**What you need to do**. Work out how many lines contain "this". Reply with the count alone.

**Records to use**.
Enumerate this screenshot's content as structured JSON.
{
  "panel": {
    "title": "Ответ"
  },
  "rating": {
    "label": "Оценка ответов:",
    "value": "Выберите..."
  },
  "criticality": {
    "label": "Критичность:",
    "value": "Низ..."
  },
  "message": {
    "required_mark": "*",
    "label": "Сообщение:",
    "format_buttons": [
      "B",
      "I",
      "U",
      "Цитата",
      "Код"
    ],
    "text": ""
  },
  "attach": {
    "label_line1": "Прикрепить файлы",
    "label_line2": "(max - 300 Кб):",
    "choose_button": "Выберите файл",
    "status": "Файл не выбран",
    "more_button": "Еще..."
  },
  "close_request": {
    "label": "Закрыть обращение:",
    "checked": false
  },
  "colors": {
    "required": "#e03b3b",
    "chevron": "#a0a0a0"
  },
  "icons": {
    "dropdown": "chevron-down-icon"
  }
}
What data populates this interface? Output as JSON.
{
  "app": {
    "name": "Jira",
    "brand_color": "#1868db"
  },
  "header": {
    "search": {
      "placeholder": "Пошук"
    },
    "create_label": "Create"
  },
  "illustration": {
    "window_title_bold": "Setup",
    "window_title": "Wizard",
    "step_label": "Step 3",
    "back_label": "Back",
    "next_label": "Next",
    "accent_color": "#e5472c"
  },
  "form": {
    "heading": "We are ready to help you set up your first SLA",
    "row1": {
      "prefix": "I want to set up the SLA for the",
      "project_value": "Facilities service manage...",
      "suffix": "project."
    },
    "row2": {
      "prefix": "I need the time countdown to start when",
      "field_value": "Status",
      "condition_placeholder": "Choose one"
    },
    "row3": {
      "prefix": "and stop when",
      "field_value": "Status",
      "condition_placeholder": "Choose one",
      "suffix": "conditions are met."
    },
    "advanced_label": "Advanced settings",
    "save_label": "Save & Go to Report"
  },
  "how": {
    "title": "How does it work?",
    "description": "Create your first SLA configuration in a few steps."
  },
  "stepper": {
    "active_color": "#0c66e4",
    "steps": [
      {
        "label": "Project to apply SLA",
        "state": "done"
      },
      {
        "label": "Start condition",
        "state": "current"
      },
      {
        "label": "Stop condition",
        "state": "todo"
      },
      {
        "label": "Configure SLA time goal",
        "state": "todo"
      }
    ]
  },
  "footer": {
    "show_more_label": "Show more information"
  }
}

**Full answer**. 2